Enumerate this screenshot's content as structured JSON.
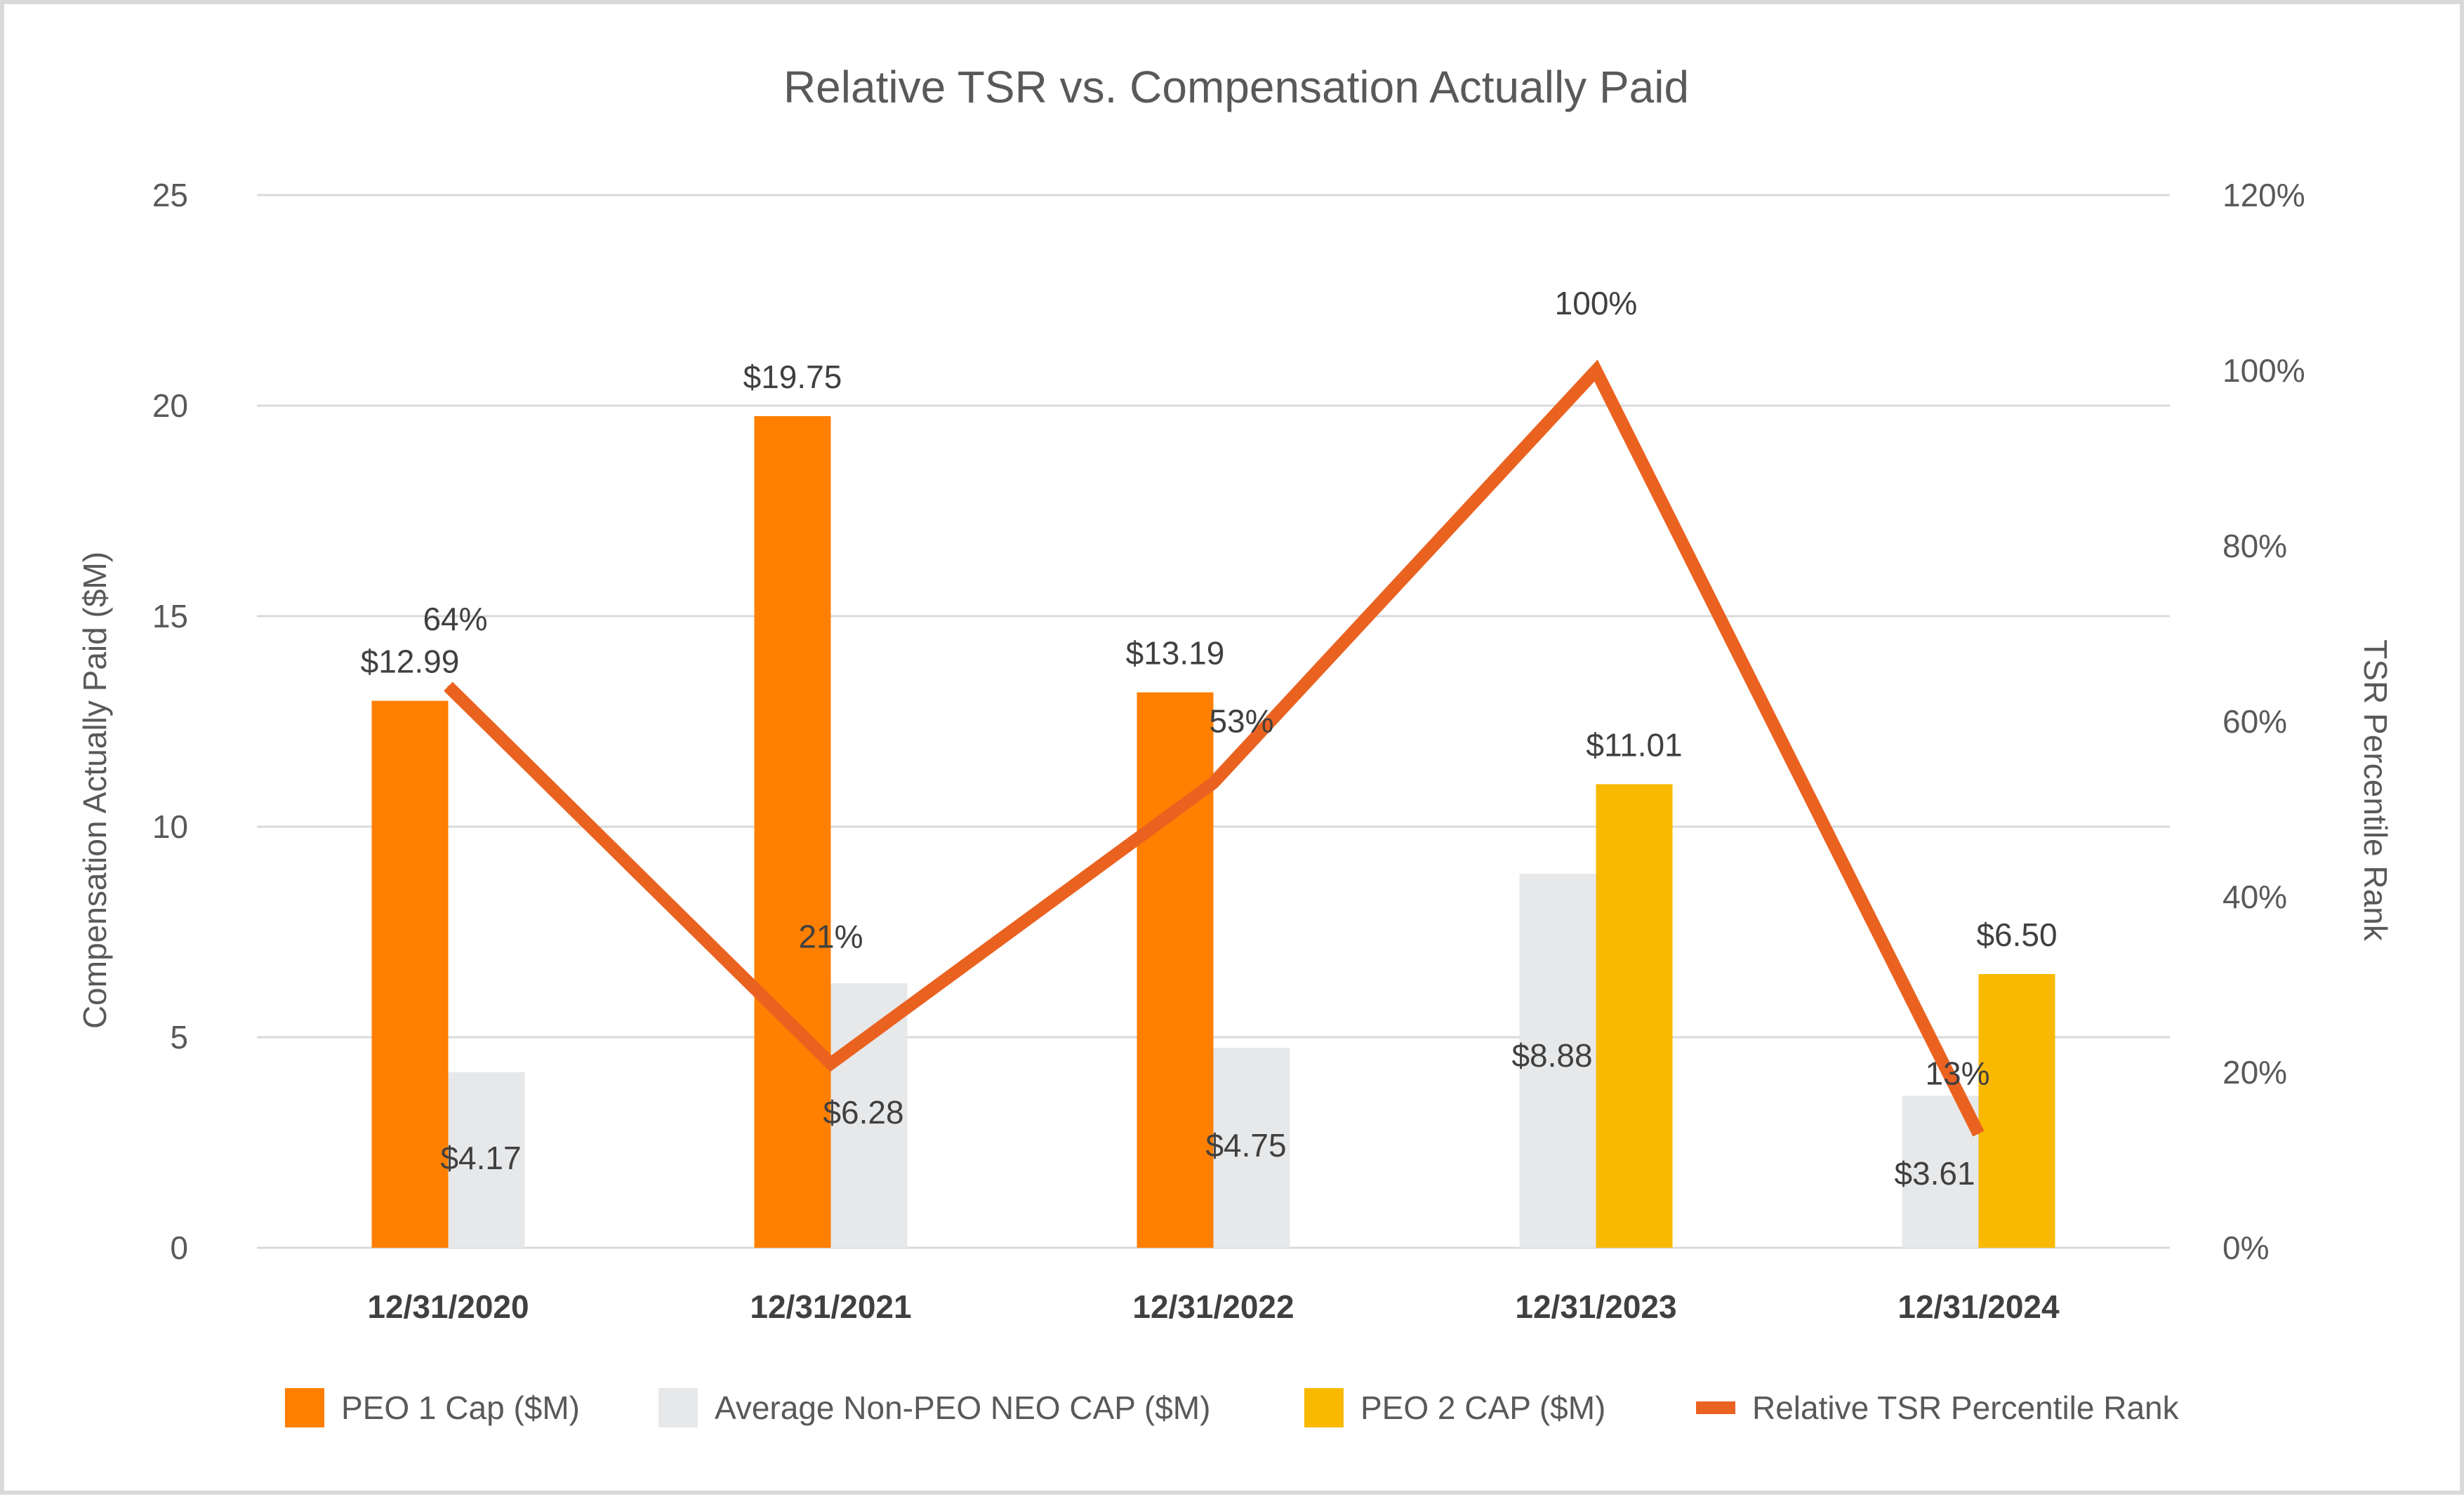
{
  "chart_data": {
    "type": "bar",
    "title": "Relative TSR vs. Compensation Actually Paid",
    "ylabel": "Compensation Actually Paid ($M)",
    "y2label": "TSR Percentile Rank",
    "categories": [
      "12/31/2020",
      "12/31/2021",
      "12/31/2022",
      "12/31/2023",
      "12/31/2024"
    ],
    "ylim": [
      0,
      25
    ],
    "yticks": [
      0,
      5,
      10,
      15,
      20,
      25
    ],
    "y2lim": [
      0,
      120
    ],
    "y2ticks": [
      "0%",
      "20%",
      "40%",
      "60%",
      "80%",
      "100%",
      "120%"
    ],
    "grid": true,
    "legend_position": "bottom",
    "series": [
      {
        "name": "PEO 1 Cap ($M)",
        "type": "bar",
        "color": "#FF7F00",
        "values": [
          12.99,
          19.75,
          13.19,
          null,
          null
        ],
        "labels": [
          "$12.99",
          "$19.75",
          "$13.19",
          "",
          ""
        ]
      },
      {
        "name": "Average Non-PEO NEO CAP ($M)",
        "type": "bar",
        "color": "#E7E8EA",
        "values": [
          4.17,
          6.28,
          4.75,
          8.88,
          3.61
        ],
        "labels": [
          "$4.17",
          "$6.28",
          "$4.75",
          "$8.88",
          "$3.61"
        ]
      },
      {
        "name": "PEO 2 CAP ($M)",
        "type": "bar",
        "color": "#F9B900",
        "values": [
          null,
          null,
          null,
          11.01,
          6.5
        ],
        "labels": [
          "",
          "",
          "",
          "$11.01",
          "$6.50"
        ]
      },
      {
        "name": "Relative TSR Percentile Rank",
        "type": "line",
        "axis": "right",
        "color": "#EA6220",
        "values": [
          64,
          21,
          53,
          100,
          13
        ],
        "labels": [
          "64%",
          "21%",
          "53%",
          "100%",
          "13%"
        ]
      }
    ]
  }
}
§
Work instructions
Write out every line above exactly as it is, leaving out the pictures.

Exercise answer
Enumerate this screenshot's content as structured JSON.
{
  "chart_data": {
    "type": "bar",
    "title": "Relative TSR vs. Compensation Actually Paid",
    "ylabel": "Compensation Actually Paid ($M)",
    "y2label": "TSR Percentile Rank",
    "categories": [
      "12/31/2020",
      "12/31/2021",
      "12/31/2022",
      "12/31/2023",
      "12/31/2024"
    ],
    "ylim": [
      0,
      25
    ],
    "yticks": [
      0,
      5,
      10,
      15,
      20,
      25
    ],
    "y2lim": [
      0,
      120
    ],
    "y2ticks": [
      "0%",
      "20%",
      "40%",
      "60%",
      "80%",
      "100%",
      "120%"
    ],
    "grid": true,
    "legend_position": "bottom",
    "series": [
      {
        "name": "PEO 1 Cap ($M)",
        "type": "bar",
        "color": "#FF7F00",
        "values": [
          12.99,
          19.75,
          13.19,
          null,
          null
        ],
        "labels": [
          "$12.99",
          "$19.75",
          "$13.19",
          "",
          ""
        ]
      },
      {
        "name": "Average Non-PEO NEO CAP ($M)",
        "type": "bar",
        "color": "#E7E8EA",
        "values": [
          4.17,
          6.28,
          4.75,
          8.88,
          3.61
        ],
        "labels": [
          "$4.17",
          "$6.28",
          "$4.75",
          "$8.88",
          "$3.61"
        ]
      },
      {
        "name": "PEO 2 CAP ($M)",
        "type": "bar",
        "color": "#F9B900",
        "values": [
          null,
          null,
          null,
          11.01,
          6.5
        ],
        "labels": [
          "",
          "",
          "",
          "$11.01",
          "$6.50"
        ]
      },
      {
        "name": "Relative TSR Percentile Rank",
        "type": "line",
        "axis": "right",
        "color": "#EA6220",
        "values": [
          64,
          21,
          53,
          100,
          13
        ],
        "labels": [
          "64%",
          "21%",
          "53%",
          "100%",
          "13%"
        ]
      }
    ]
  }
}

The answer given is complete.